▸ **Available data**
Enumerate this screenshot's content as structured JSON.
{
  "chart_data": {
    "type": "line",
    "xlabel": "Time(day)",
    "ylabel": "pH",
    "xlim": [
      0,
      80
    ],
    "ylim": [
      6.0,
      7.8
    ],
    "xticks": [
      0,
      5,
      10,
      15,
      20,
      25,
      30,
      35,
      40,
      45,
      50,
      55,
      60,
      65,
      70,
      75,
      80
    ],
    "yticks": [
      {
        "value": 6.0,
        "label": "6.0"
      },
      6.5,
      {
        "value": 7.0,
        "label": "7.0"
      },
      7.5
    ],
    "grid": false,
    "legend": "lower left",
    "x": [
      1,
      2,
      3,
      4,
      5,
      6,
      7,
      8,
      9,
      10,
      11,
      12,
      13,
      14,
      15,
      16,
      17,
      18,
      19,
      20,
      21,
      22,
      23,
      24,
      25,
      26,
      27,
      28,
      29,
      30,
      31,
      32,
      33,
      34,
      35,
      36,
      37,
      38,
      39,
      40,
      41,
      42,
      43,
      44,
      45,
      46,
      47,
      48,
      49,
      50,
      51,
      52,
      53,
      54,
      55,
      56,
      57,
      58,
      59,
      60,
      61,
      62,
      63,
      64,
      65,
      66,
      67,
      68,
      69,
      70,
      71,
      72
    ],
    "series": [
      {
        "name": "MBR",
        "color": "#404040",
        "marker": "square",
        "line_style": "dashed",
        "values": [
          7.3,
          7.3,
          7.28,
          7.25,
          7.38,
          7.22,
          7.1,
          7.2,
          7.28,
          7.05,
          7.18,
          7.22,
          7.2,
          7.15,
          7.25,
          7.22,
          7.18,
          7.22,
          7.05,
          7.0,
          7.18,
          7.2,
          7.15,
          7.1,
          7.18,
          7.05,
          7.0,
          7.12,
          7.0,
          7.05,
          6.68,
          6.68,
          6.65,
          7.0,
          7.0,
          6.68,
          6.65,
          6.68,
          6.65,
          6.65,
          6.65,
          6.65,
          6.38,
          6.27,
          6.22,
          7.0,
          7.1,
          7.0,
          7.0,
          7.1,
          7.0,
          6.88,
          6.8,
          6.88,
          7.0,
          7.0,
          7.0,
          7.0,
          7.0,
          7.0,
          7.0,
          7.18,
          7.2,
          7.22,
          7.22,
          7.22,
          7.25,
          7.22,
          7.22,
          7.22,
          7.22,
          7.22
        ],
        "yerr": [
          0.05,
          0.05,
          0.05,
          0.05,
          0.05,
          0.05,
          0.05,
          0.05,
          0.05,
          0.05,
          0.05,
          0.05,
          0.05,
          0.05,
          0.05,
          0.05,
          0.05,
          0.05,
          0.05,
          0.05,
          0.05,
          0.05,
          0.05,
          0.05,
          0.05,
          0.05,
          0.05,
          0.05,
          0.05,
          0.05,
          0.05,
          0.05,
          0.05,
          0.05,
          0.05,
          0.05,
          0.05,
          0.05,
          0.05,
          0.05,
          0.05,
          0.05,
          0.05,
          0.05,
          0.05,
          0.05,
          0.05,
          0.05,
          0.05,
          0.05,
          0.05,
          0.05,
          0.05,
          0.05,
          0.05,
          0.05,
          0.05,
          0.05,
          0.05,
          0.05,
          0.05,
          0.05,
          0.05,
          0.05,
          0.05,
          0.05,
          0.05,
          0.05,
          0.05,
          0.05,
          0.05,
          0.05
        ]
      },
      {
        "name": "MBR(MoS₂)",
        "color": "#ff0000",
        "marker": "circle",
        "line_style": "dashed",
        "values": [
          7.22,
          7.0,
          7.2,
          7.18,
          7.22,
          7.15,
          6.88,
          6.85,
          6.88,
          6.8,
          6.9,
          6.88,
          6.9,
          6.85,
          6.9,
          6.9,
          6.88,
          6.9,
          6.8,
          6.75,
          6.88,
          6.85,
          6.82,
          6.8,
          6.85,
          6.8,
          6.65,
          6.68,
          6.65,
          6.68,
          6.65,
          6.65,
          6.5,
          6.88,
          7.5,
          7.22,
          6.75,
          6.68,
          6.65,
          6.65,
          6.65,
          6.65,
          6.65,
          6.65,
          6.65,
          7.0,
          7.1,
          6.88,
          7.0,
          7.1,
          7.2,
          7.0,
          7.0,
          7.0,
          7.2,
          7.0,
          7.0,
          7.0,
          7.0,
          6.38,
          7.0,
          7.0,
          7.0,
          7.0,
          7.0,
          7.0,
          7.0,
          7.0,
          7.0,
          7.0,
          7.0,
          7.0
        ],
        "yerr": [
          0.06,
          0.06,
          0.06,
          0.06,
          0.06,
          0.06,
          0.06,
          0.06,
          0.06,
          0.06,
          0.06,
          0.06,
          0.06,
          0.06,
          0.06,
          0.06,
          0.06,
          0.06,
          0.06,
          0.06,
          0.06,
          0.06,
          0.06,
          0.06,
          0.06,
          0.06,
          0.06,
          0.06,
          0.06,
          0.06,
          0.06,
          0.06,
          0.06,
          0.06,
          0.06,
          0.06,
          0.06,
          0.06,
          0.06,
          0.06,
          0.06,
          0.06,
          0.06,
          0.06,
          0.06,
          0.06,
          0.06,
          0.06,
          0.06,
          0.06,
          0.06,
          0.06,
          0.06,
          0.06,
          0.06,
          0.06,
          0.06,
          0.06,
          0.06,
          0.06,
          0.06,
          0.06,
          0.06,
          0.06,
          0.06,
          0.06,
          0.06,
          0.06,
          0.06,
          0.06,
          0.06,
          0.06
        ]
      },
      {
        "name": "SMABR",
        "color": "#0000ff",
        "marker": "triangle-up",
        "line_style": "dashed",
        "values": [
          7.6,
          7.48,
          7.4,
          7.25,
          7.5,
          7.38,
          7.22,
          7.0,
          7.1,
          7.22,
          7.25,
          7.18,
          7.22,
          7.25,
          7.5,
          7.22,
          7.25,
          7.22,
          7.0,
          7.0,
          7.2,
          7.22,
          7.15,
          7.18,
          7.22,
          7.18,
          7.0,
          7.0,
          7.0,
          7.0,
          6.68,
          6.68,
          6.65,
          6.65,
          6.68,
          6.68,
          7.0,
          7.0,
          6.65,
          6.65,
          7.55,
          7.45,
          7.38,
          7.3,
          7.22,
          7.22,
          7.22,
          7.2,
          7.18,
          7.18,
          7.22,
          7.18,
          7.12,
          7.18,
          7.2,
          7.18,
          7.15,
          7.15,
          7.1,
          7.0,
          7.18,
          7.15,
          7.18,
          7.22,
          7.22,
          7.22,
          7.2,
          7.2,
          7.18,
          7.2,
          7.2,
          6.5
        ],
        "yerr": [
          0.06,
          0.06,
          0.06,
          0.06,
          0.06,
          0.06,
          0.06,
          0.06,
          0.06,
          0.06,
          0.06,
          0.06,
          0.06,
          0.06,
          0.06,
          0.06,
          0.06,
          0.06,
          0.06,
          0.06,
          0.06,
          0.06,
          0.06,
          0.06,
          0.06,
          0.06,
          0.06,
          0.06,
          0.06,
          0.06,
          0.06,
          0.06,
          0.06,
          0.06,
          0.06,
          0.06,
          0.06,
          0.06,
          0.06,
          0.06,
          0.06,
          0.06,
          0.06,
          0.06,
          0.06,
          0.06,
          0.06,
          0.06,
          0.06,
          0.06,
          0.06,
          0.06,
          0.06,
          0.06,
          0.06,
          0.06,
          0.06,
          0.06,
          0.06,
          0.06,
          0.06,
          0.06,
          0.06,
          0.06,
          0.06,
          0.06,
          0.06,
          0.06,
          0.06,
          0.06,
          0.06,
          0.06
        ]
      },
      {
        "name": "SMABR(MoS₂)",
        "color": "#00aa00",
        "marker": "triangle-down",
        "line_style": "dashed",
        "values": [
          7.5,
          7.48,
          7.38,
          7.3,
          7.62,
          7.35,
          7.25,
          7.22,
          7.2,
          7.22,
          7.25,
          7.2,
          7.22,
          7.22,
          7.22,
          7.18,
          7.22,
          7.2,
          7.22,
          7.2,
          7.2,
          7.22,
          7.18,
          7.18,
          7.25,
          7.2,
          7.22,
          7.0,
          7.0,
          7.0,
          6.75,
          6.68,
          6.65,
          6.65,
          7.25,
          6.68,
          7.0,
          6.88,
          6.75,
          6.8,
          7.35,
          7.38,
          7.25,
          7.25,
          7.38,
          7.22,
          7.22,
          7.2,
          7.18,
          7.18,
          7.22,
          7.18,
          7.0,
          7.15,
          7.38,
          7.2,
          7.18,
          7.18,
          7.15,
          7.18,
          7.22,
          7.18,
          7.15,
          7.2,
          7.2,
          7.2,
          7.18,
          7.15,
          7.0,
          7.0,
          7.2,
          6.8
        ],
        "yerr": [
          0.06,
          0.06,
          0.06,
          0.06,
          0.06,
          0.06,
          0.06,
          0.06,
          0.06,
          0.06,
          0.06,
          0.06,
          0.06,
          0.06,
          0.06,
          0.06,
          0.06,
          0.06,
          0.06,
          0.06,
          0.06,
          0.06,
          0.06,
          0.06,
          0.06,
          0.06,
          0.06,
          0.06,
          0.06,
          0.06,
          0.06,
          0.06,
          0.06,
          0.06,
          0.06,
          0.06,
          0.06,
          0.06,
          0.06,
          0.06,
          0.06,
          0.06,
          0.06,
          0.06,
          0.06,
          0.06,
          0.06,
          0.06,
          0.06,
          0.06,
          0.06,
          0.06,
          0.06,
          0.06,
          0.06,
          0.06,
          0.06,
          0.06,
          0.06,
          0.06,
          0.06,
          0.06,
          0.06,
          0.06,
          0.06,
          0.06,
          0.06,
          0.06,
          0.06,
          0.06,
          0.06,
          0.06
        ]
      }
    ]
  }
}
* * *
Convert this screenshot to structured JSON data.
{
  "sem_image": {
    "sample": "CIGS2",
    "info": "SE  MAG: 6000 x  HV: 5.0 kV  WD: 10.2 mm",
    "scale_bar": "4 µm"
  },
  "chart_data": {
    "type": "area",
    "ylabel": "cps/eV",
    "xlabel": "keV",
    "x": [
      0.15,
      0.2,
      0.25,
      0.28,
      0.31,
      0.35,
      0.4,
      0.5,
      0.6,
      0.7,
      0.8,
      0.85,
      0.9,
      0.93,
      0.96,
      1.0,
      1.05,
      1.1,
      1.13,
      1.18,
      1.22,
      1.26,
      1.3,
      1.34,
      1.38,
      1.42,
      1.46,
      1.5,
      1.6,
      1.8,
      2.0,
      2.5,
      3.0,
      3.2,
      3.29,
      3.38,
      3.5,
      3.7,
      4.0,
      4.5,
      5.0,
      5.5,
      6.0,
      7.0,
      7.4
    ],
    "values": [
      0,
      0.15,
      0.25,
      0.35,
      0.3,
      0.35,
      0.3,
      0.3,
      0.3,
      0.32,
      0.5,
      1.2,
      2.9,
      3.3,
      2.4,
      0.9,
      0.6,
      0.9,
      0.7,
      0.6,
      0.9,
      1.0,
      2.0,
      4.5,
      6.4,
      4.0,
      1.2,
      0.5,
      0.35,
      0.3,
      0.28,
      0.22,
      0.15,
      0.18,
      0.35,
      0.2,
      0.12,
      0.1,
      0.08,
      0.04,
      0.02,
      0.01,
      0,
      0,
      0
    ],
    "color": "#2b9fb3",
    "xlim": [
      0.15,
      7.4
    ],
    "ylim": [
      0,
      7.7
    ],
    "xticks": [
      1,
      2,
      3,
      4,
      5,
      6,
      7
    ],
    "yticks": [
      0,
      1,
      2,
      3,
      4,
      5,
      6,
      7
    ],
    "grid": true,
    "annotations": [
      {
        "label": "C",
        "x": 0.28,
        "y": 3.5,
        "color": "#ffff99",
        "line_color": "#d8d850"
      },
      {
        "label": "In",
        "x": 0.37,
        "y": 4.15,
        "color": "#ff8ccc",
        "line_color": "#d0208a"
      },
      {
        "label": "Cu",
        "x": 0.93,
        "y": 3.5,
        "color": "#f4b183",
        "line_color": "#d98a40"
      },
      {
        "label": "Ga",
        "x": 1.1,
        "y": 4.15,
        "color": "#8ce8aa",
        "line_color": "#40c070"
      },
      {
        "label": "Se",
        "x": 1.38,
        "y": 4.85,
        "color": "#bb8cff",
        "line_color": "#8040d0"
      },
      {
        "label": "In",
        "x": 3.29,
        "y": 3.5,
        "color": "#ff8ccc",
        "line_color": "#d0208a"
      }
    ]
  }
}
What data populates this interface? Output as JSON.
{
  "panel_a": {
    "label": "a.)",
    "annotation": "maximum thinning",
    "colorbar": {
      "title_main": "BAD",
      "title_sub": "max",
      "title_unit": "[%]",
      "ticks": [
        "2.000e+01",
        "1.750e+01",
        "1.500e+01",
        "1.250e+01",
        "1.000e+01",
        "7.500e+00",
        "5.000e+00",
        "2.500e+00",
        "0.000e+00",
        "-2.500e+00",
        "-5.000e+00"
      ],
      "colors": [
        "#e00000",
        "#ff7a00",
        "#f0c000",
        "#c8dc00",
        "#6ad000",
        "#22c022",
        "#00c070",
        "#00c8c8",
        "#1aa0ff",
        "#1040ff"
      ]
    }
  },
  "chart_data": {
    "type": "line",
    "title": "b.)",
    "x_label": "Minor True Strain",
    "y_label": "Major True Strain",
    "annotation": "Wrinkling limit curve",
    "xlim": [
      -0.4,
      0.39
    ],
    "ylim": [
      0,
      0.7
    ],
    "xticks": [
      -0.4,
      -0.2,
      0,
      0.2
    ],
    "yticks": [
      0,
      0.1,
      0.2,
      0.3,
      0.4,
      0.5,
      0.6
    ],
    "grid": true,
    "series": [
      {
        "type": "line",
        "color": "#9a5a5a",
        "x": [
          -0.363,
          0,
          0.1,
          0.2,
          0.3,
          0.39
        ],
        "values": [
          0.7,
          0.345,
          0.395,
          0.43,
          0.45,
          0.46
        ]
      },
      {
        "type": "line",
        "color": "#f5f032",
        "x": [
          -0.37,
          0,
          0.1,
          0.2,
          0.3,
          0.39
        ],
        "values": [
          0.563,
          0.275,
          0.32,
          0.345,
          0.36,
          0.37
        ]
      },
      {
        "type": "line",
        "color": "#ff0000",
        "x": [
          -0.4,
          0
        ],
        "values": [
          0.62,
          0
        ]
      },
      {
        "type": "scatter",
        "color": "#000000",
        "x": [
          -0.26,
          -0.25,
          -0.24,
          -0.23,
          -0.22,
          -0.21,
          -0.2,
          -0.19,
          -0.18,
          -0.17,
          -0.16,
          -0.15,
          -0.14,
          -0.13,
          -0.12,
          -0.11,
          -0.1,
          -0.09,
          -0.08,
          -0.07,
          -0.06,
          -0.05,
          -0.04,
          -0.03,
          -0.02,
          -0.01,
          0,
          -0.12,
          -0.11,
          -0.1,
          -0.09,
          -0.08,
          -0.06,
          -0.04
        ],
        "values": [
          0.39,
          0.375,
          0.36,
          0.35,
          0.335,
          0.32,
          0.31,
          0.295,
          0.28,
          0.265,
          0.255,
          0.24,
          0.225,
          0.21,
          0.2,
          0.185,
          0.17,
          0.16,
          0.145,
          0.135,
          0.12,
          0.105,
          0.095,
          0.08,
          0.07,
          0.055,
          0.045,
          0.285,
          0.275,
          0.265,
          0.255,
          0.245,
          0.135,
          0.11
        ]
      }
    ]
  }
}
==
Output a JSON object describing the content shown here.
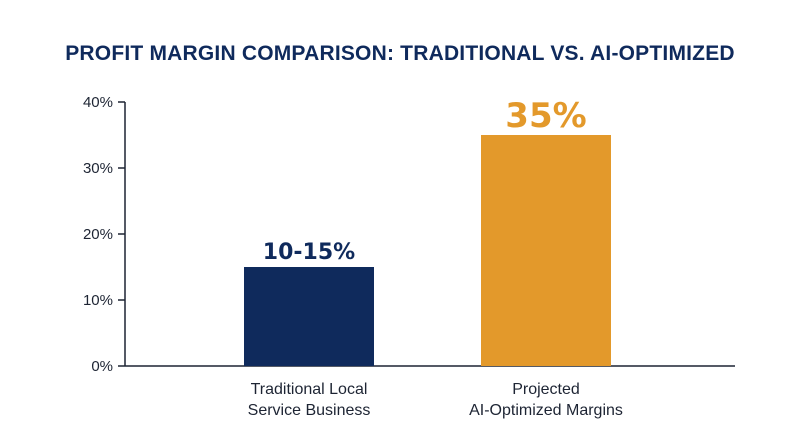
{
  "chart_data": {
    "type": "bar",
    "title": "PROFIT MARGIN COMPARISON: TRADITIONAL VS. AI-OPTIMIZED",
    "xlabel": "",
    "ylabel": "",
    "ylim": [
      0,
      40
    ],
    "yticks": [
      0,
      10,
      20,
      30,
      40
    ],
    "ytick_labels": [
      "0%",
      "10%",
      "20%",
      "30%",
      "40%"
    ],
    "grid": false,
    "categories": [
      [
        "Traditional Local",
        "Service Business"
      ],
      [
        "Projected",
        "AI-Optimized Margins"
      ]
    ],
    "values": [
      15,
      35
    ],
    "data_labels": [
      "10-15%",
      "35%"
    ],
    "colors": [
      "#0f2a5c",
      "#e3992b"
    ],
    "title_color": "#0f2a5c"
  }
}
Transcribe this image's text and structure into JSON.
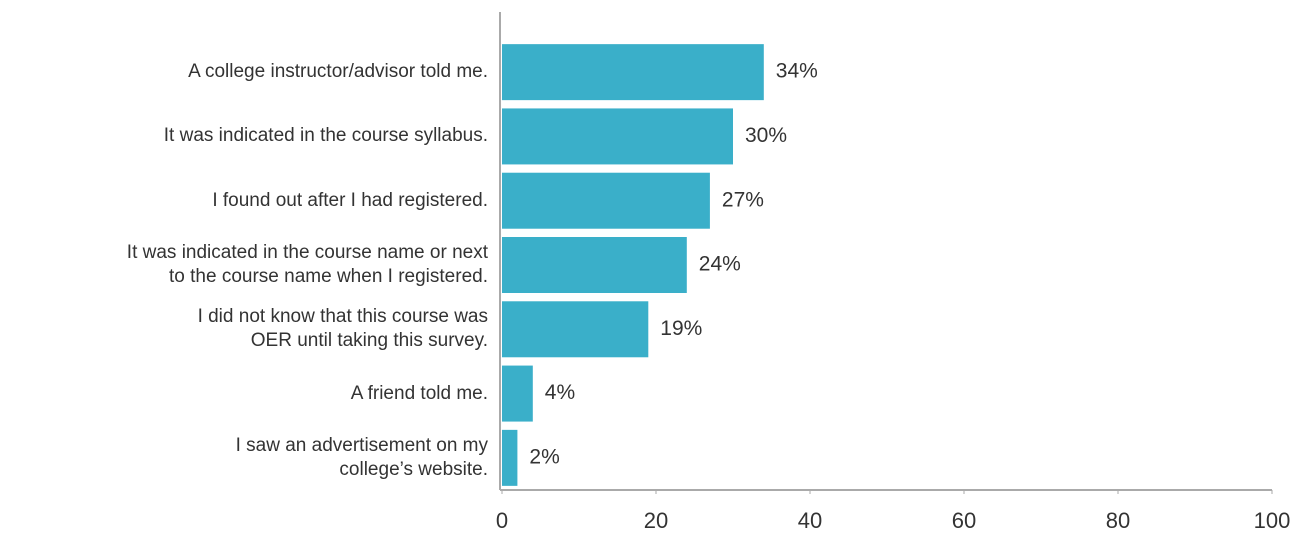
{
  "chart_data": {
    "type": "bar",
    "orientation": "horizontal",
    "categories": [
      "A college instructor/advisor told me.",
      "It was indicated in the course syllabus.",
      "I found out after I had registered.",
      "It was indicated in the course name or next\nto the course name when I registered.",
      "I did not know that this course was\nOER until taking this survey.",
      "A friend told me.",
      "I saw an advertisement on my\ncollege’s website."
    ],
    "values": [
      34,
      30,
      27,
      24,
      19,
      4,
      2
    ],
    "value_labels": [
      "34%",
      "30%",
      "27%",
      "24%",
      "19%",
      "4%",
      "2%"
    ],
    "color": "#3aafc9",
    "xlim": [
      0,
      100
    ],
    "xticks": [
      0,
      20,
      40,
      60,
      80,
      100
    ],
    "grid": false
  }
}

▸ **What the task requires**
Search the entries for "told" and copy out each line that has it.

▸ **Result of the task**
      "A college instructor/advisor told me.",
      "A friend told me.",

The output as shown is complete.